• [Given entries]:
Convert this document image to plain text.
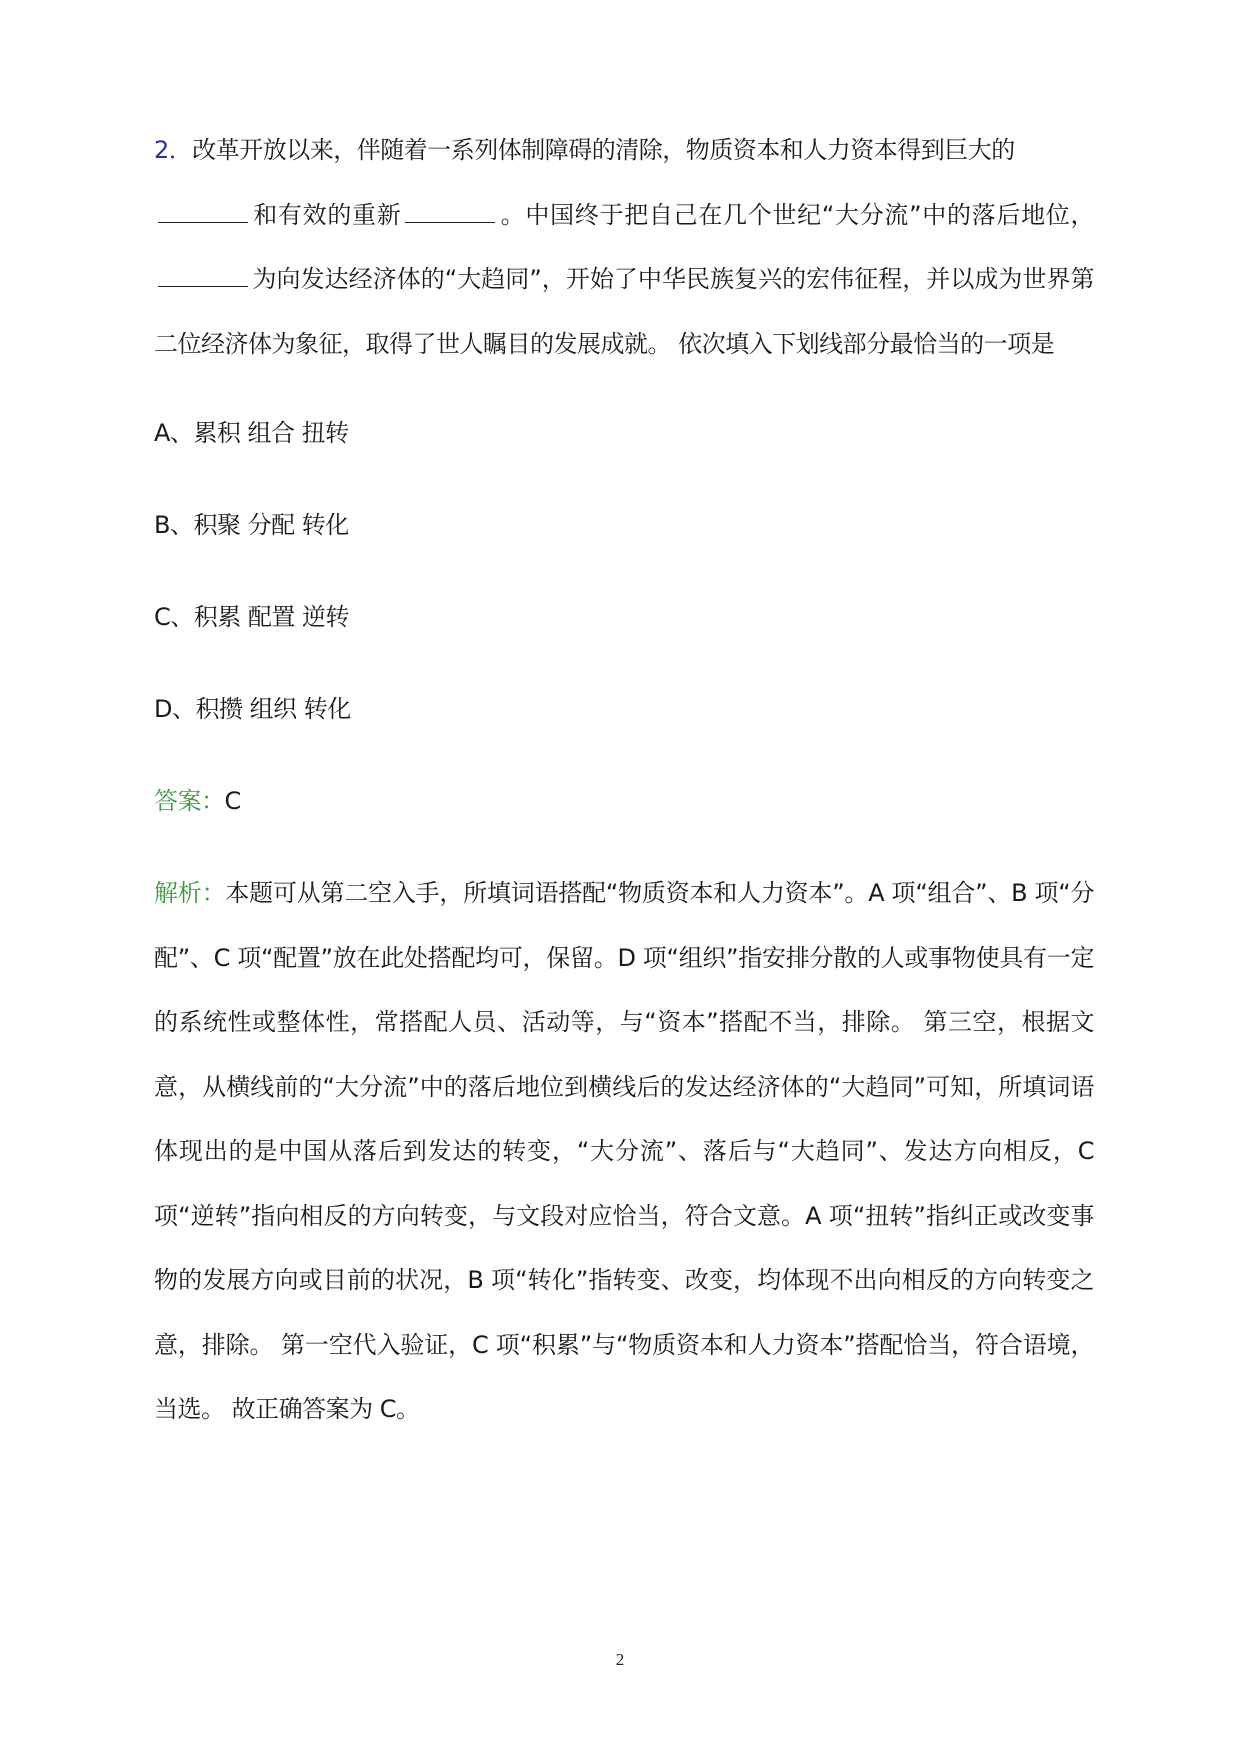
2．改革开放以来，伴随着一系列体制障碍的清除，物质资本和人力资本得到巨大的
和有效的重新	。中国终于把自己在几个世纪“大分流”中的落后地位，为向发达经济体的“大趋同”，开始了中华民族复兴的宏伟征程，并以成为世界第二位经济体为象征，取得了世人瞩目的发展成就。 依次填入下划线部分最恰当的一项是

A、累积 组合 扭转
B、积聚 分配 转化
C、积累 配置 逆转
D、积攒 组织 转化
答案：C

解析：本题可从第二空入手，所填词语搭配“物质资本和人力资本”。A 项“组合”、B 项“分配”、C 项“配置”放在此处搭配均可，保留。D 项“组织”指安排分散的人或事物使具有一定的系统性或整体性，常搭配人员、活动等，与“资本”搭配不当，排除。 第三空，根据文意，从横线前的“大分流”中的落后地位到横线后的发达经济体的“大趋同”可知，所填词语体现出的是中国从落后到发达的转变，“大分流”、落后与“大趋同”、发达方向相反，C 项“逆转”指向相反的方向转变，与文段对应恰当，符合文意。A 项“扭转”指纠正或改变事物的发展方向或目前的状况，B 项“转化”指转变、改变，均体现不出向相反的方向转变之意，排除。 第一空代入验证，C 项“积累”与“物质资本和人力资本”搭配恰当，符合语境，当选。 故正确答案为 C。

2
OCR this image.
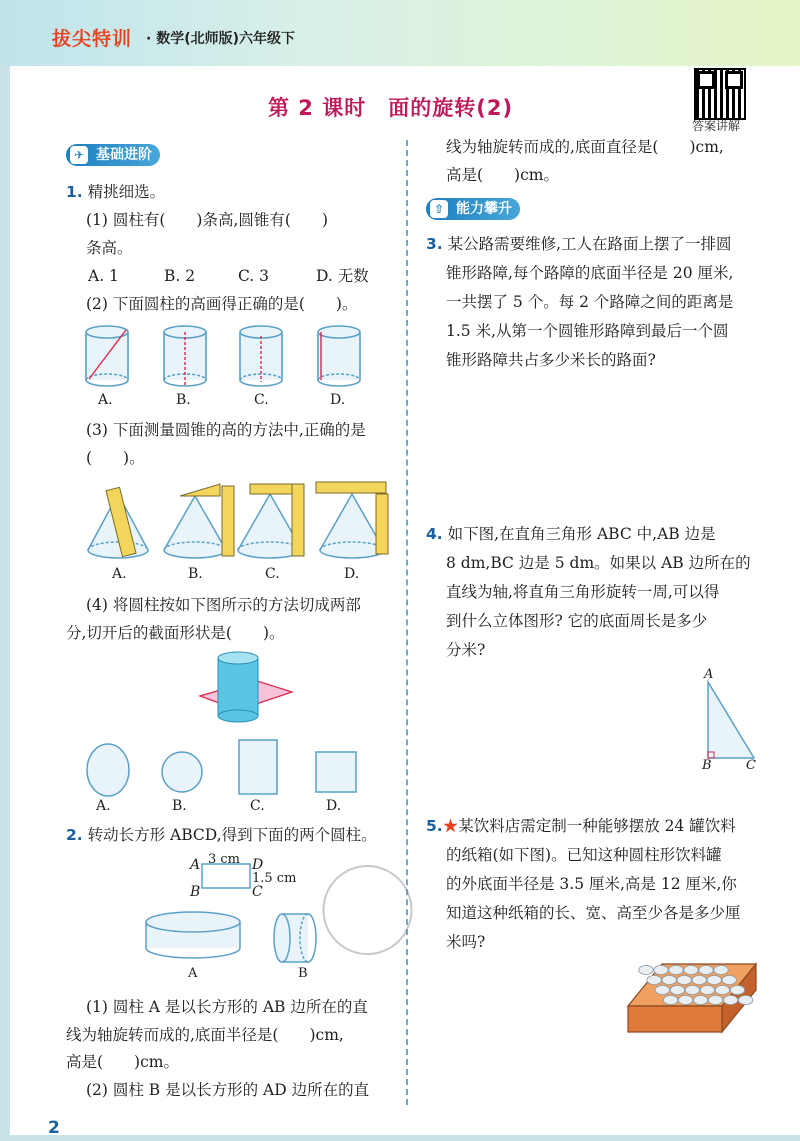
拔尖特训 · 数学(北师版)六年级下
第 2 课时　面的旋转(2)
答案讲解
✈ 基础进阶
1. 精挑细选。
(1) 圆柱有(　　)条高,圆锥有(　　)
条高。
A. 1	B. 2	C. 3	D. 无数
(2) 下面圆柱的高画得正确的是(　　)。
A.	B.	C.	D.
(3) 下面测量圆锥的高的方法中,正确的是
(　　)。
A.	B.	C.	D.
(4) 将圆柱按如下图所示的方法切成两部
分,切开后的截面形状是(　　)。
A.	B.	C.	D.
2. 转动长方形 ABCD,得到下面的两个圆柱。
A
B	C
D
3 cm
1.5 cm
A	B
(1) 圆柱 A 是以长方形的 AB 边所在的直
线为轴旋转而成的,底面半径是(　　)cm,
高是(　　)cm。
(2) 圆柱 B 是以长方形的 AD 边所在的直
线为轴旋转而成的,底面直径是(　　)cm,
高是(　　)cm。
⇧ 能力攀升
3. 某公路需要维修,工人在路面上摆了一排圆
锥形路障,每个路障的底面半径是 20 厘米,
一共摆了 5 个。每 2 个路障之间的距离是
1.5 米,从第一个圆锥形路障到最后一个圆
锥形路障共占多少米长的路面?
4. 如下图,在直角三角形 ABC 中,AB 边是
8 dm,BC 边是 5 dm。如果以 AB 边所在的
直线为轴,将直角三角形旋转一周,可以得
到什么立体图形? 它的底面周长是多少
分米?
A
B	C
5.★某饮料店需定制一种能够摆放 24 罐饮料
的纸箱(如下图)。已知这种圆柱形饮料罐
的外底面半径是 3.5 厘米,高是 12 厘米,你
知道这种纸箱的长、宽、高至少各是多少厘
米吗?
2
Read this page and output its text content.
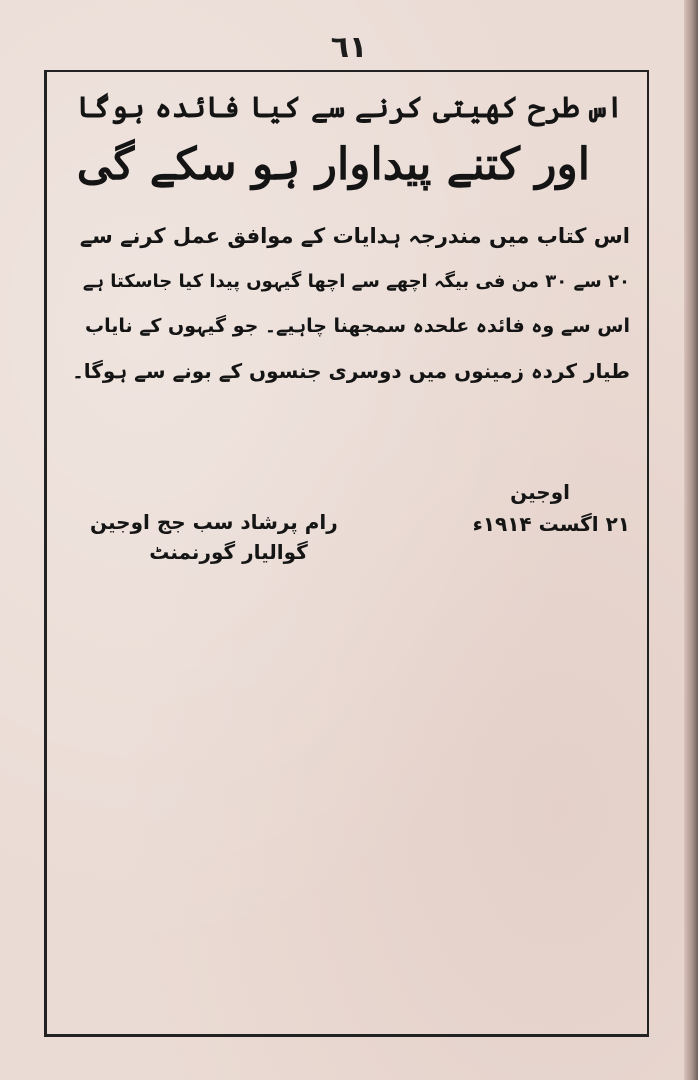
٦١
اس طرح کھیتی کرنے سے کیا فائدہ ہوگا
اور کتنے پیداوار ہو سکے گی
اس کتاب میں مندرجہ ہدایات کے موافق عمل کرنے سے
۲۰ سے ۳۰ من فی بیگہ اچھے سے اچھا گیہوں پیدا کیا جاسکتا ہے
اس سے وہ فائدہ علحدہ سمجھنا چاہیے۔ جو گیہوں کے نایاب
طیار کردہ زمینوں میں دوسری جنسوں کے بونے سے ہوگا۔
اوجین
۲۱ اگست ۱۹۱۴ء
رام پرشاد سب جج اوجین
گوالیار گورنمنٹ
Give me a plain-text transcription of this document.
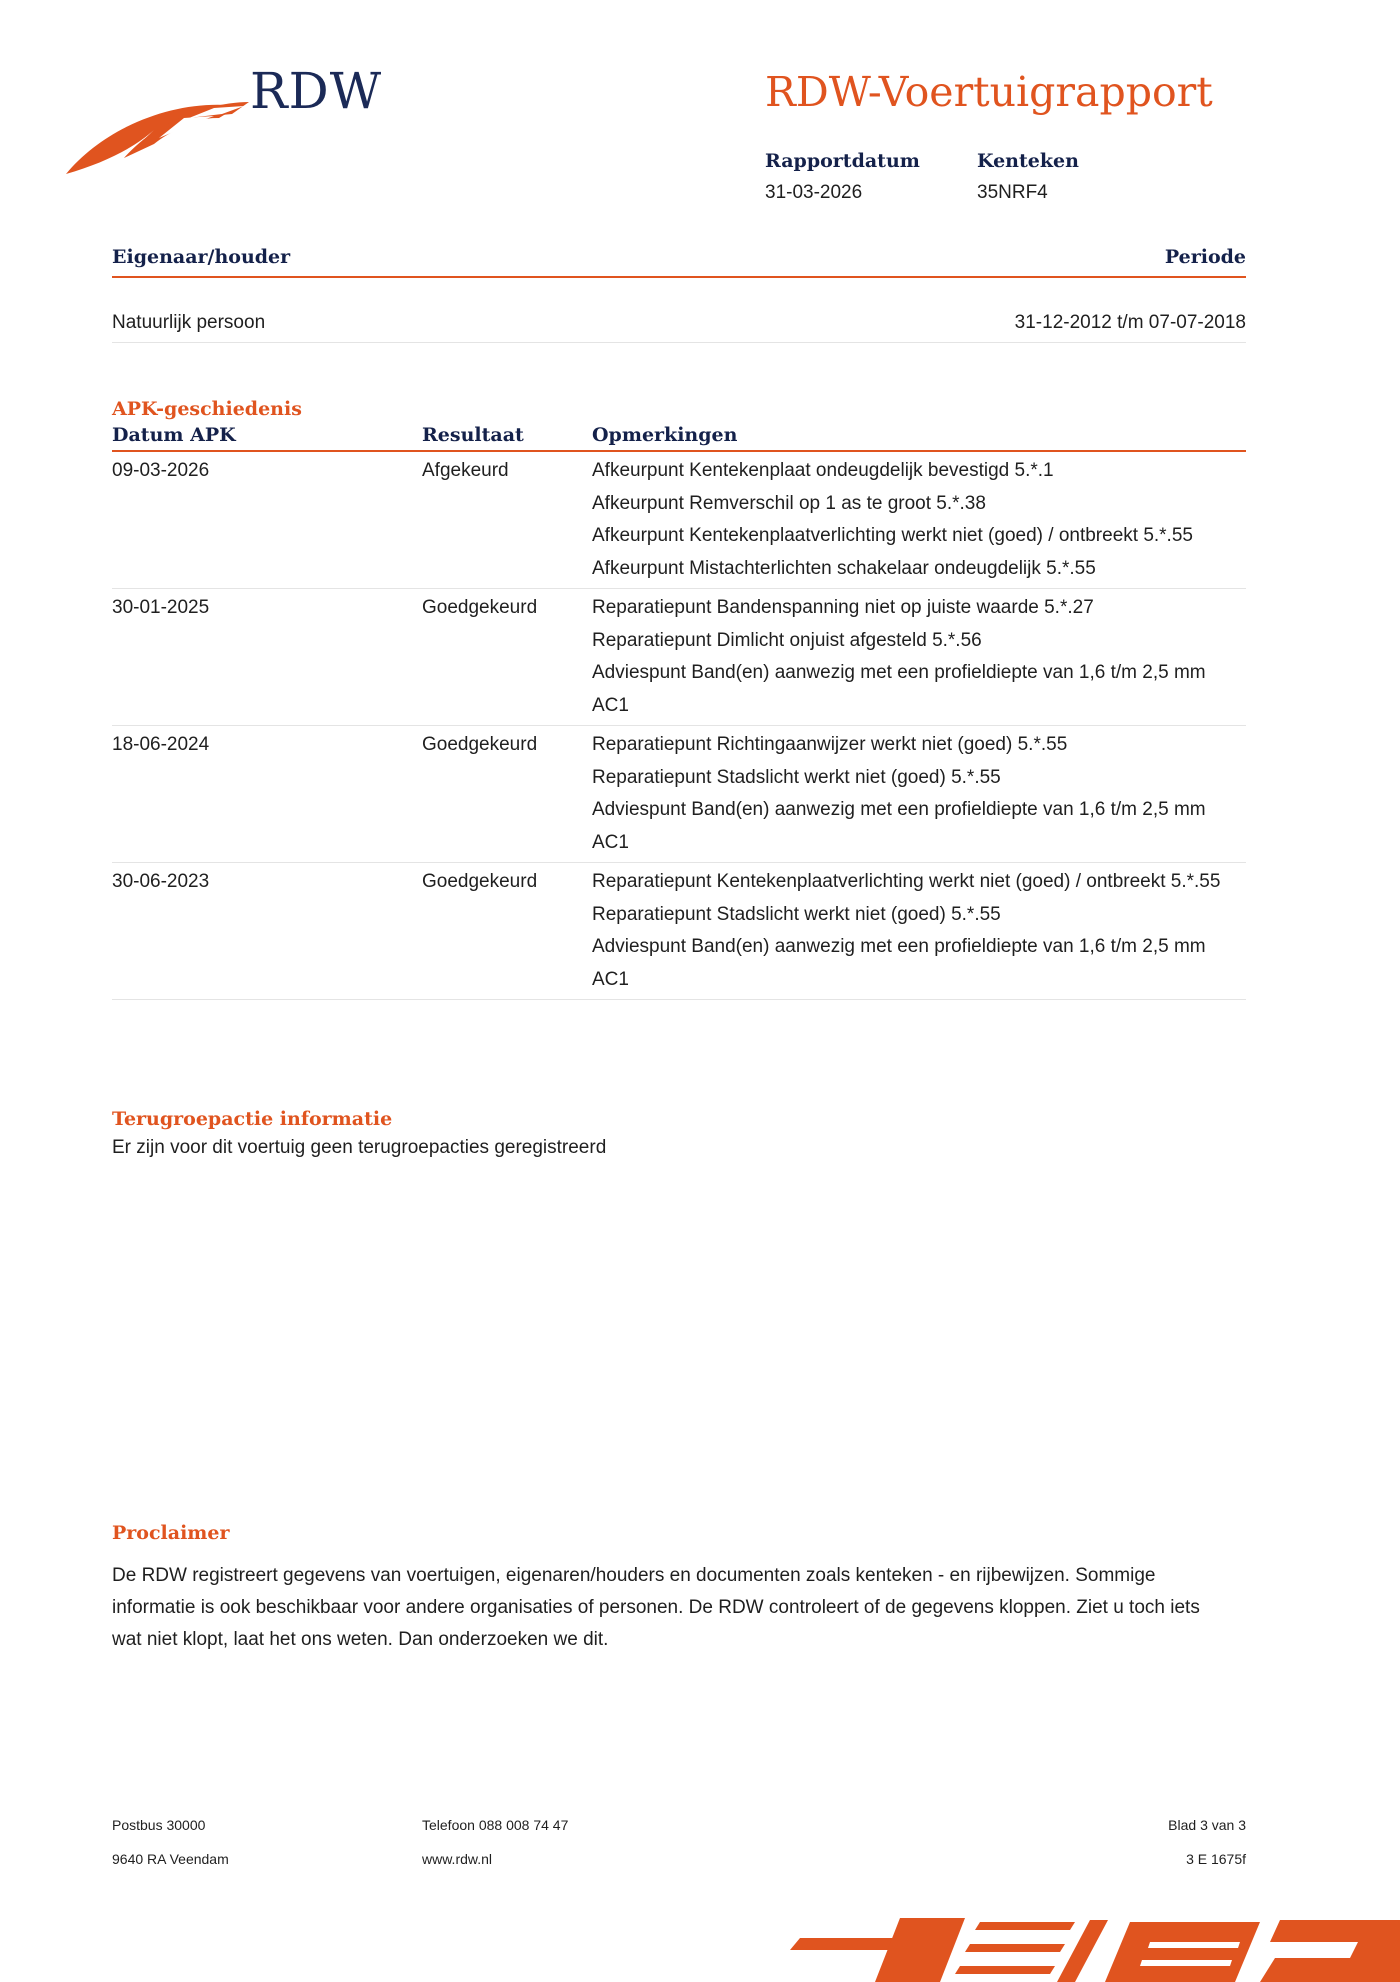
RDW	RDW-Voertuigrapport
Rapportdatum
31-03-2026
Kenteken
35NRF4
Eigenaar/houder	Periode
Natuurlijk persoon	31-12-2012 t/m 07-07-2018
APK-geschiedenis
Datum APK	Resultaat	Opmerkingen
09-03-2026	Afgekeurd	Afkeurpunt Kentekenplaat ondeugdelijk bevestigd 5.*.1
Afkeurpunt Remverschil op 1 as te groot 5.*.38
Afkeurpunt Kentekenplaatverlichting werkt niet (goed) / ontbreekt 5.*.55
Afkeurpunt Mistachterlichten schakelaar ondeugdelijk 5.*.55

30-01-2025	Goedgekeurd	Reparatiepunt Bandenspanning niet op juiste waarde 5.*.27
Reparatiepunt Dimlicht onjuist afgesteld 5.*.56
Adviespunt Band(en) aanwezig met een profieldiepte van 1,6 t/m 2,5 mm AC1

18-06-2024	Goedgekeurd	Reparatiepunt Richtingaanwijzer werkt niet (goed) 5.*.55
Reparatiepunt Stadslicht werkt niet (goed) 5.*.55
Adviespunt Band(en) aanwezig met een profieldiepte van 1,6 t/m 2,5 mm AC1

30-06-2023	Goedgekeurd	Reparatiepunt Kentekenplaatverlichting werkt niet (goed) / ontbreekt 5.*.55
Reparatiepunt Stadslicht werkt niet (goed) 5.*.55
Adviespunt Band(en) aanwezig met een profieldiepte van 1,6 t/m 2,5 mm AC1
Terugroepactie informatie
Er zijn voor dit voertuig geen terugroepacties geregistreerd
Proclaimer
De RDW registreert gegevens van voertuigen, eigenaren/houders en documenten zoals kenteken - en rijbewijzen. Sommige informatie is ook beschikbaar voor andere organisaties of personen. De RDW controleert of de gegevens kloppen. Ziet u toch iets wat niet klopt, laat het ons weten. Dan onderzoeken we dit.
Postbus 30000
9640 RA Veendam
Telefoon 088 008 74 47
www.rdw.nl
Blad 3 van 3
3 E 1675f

• [Task instructions]:
List each line of the records that holds the string "ondeugdelijk".

• [Correct response]:
09-03-2026	Afgekeurd	Afkeurpunt Kentekenplaat ondeugdelijk bevestigd 5.*.1
Afkeurpunt Mistachterlichten schakelaar ondeugdelijk 5.*.55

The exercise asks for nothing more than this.